What you will do —
Look through the lines below and extract each one that contains "this".

Data to process —
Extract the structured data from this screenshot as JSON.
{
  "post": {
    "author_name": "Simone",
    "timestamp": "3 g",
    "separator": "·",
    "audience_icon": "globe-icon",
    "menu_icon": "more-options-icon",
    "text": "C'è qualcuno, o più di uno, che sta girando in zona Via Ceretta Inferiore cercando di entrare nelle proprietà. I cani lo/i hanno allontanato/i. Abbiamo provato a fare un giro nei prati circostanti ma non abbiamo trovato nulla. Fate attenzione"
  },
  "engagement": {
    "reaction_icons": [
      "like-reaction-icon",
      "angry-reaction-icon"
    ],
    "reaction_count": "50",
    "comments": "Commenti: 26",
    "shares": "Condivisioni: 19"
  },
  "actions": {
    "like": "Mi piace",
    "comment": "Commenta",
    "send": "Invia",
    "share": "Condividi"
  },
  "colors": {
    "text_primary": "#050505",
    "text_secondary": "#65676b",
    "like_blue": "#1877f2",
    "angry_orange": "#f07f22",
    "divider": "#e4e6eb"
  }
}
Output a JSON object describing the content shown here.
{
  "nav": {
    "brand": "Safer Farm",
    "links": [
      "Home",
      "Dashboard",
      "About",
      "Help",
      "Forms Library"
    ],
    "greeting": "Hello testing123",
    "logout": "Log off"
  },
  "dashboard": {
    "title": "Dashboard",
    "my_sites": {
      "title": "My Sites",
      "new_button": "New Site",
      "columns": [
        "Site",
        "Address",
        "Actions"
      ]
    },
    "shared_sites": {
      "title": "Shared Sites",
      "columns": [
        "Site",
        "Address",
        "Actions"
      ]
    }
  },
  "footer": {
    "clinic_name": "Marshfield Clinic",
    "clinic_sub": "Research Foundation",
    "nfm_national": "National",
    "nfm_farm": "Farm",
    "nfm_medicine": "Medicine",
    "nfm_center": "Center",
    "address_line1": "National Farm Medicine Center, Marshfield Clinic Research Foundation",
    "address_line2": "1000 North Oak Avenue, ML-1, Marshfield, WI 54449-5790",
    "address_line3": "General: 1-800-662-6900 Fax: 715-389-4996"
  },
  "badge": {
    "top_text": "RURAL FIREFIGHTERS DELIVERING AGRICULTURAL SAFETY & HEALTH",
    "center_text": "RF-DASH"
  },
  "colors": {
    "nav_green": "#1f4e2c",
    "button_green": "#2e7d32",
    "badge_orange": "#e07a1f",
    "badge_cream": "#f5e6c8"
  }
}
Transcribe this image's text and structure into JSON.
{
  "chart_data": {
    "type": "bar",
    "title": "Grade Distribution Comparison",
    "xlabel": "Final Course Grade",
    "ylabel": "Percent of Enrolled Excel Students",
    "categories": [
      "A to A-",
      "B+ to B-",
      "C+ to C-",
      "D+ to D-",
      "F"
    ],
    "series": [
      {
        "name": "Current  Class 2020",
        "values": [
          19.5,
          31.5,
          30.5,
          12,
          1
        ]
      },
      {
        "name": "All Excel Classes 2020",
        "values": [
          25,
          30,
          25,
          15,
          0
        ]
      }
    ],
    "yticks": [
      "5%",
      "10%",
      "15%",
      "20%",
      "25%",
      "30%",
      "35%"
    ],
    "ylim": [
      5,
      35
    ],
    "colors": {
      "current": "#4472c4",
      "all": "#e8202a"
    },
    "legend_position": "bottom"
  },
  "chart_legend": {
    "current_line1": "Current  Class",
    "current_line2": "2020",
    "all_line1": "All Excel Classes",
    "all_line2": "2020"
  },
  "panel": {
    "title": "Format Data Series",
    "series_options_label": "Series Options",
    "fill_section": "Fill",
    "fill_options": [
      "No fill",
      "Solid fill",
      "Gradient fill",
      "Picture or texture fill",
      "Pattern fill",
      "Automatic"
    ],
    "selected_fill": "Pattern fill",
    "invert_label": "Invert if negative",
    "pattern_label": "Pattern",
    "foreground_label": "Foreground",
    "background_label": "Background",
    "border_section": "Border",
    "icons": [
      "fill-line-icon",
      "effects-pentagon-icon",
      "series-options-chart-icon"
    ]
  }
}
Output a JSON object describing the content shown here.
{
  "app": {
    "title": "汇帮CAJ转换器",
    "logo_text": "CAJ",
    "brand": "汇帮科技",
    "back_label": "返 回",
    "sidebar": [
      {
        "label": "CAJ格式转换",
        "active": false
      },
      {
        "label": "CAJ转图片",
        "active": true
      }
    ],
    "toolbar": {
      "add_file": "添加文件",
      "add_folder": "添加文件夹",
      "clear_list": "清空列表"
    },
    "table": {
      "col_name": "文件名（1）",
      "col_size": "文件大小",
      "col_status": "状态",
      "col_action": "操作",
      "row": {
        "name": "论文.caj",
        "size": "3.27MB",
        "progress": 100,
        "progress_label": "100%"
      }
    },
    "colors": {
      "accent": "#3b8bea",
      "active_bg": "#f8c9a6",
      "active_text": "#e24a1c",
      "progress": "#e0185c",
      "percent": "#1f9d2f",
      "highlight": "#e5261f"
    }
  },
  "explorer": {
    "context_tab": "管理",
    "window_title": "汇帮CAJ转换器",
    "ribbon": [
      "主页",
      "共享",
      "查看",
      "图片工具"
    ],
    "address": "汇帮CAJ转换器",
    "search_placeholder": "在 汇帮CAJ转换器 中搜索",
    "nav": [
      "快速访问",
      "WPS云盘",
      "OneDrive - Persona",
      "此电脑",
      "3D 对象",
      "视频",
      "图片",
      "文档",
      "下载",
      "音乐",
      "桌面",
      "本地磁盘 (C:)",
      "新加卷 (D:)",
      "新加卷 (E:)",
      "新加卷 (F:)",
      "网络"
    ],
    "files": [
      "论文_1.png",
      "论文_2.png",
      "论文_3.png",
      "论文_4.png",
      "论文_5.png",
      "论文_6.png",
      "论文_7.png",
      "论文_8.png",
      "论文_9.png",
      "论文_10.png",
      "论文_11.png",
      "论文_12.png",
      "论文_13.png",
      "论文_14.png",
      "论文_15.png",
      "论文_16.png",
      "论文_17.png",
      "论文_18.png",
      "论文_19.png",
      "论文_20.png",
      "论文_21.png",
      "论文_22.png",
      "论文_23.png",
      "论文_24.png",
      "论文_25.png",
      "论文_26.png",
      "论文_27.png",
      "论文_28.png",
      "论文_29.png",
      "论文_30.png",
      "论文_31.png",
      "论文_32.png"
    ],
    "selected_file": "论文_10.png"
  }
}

Exercise response —
Extract the structured data from this screenshot as JSON.
Transcribe this image's text and structure into JSON.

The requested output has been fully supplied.